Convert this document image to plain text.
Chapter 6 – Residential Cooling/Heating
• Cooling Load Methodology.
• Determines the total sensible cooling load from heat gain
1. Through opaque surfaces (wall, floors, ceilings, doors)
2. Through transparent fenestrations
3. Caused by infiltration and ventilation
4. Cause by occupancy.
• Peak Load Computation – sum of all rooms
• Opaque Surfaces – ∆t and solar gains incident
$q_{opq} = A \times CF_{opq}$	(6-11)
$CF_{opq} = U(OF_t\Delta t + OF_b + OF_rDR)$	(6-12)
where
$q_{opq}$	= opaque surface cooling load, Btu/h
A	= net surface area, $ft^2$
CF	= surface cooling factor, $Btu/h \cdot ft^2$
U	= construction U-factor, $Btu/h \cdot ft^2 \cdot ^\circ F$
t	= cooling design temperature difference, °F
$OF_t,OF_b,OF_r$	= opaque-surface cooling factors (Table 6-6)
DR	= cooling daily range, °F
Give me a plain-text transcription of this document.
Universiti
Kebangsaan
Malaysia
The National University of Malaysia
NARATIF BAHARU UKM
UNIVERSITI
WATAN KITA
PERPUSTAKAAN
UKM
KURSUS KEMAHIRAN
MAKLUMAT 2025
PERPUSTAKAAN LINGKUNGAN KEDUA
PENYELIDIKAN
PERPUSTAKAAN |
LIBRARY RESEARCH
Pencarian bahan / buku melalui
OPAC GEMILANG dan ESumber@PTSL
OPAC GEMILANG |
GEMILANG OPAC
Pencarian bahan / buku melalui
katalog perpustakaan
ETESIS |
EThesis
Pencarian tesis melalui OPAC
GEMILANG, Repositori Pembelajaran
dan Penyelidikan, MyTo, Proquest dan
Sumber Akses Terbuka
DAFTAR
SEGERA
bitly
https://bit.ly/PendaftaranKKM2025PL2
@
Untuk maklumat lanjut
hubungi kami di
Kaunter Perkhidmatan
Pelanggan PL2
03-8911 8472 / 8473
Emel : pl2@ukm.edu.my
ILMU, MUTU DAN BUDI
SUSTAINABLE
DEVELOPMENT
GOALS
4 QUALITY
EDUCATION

————

REQUIREMENTS — Copy every line exactly. Leave nothing out.

FINISHED TASK —
Convert this document image to plain text.
Chapter 6 – Residential Cooling/Heating
• Cooling Load Methodology.
• Determines the total sensible cooling load from heat gain
1. Through opaque surfaces (wall, floors, ceilings, doors)
2. Through transparent fenestrations
3. Caused by infiltration and ventilation
4. Cause by occupancy.
• Peak Load Computation – sum of all rooms
• Opaque Surfaces – ∆t and solar gains incident
$q_{opq} = A \times CF_{opq}$	(6-11)
$CF_{opq} = U(OF_t\Delta t + OF_b + OF_rDR)$	(6-12)
where
$q_{opq}$	= opaque surface cooling load, Btu/h
A	= net surface area, $ft^2$
CF	= surface cooling factor, $Btu/h \cdot ft^2$
U	= construction U-factor, $Btu/h \cdot ft^2 \cdot ^\circ F$
t	= cooling design temperature difference, °F
$OF_t,OF_b,OF_r$	= opaque-surface cooling factors (Table 6-6)
DR	= cooling daily range, °F
Give me a plain-text transcription of this document.
Universiti
Kebangsaan
Malaysia
The National University of Malaysia
NARATIF BAHARU UKM
UNIVERSITI
WATAN KITA
PERPUSTAKAAN
UKM
KURSUS KEMAHIRAN
MAKLUMAT 2025
PERPUSTAKAAN LINGKUNGAN KEDUA
PENYELIDIKAN
PERPUSTAKAAN |
LIBRARY RESEARCH
Pencarian bahan / buku melalui
OPAC GEMILANG dan ESumber@PTSL
OPAC GEMILANG |
GEMILANG OPAC
Pencarian bahan / buku melalui
katalog perpustakaan
ETESIS |
EThesis
Pencarian tesis melalui OPAC
GEMILANG, Repositori Pembelajaran
dan Penyelidikan, MyTo, Proquest dan
Sumber Akses Terbuka
DAFTAR
SEGERA
bitly
https://bit.ly/PendaftaranKKM2025PL2
@
Untuk maklumat lanjut
hubungi kami di
Kaunter Perkhidmatan
Pelanggan PL2
03-8911 8472 / 8473
Emel : pl2@ukm.edu.my
ILMU, MUTU DAN BUDI
SUSTAINABLE
DEVELOPMENT
GOALS
4 QUALITY
EDUCATION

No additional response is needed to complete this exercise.